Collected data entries

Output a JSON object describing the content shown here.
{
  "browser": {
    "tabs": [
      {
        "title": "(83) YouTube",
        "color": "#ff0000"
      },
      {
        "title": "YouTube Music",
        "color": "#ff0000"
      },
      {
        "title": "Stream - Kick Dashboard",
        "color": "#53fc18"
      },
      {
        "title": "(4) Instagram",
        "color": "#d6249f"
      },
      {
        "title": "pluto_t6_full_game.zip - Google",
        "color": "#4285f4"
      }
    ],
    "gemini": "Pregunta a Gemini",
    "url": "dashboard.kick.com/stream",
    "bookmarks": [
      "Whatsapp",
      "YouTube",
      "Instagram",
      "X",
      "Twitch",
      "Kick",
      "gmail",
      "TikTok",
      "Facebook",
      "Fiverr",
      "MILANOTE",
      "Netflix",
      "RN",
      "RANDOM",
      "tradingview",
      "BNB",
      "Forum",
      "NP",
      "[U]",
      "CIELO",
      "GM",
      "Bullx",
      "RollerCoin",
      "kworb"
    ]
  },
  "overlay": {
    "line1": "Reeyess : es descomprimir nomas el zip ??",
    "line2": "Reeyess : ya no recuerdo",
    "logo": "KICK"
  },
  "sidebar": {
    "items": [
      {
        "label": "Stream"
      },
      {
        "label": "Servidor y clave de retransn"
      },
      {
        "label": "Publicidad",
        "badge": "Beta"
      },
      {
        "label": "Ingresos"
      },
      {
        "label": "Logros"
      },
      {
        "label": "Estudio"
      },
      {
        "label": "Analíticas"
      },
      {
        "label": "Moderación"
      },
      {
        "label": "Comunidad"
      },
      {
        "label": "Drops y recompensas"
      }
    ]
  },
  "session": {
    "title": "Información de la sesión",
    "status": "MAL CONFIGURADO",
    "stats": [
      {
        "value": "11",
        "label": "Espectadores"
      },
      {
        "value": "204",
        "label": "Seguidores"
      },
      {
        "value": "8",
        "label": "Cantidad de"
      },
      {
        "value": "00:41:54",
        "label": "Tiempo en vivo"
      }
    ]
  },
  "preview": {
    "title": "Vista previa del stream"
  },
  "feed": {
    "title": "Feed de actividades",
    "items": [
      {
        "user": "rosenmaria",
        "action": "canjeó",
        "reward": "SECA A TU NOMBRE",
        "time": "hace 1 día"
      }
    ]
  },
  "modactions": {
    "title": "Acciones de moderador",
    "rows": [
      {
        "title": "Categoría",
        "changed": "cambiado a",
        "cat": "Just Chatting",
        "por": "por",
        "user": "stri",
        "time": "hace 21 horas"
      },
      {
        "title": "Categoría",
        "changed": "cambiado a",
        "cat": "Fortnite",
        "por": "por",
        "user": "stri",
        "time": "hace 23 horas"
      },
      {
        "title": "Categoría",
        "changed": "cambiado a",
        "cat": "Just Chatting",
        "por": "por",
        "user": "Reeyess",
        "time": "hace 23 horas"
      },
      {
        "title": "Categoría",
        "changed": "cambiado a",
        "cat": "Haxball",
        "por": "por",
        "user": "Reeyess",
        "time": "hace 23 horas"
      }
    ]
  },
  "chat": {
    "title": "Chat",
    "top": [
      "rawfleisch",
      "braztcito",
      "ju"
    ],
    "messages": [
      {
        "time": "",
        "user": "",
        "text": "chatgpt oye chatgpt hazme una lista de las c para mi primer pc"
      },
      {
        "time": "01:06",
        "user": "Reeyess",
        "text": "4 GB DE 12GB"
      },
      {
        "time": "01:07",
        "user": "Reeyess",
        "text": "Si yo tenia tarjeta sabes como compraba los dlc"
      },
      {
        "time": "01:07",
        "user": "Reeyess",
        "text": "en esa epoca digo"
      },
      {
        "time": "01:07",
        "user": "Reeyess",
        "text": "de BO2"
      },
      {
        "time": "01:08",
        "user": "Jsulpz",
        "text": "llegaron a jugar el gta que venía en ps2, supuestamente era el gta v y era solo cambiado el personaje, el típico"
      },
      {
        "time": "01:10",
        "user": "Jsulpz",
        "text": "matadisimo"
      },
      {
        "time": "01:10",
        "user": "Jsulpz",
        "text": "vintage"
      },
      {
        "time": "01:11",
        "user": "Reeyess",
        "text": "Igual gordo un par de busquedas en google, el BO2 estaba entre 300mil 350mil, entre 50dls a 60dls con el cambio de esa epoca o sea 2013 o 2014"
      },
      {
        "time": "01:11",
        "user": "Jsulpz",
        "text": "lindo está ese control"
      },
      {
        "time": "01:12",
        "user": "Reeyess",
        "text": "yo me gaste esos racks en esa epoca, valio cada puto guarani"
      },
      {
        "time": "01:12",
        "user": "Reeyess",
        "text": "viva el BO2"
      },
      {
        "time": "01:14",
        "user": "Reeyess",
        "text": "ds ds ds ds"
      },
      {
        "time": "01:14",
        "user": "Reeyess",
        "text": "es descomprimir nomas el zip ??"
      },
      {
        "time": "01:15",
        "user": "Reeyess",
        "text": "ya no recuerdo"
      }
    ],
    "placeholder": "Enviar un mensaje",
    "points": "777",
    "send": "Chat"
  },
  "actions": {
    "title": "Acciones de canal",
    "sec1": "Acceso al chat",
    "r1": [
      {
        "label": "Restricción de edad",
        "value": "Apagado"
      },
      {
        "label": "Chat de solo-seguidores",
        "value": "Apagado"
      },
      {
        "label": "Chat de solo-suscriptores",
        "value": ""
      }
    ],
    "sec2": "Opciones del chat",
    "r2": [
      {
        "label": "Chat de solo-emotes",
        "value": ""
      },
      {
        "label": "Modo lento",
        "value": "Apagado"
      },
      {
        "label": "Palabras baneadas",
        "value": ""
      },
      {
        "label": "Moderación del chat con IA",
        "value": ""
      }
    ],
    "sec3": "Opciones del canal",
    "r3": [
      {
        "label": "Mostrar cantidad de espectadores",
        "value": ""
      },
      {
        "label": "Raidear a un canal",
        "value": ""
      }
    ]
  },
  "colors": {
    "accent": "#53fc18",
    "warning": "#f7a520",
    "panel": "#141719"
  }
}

_Task requirements:_ Set out every line from the material that contains the string "canal".

_The solution:_
    "title": "Acciones de canal",
    "sec3": "Opciones del canal",
        "label": "Raidear a un canal",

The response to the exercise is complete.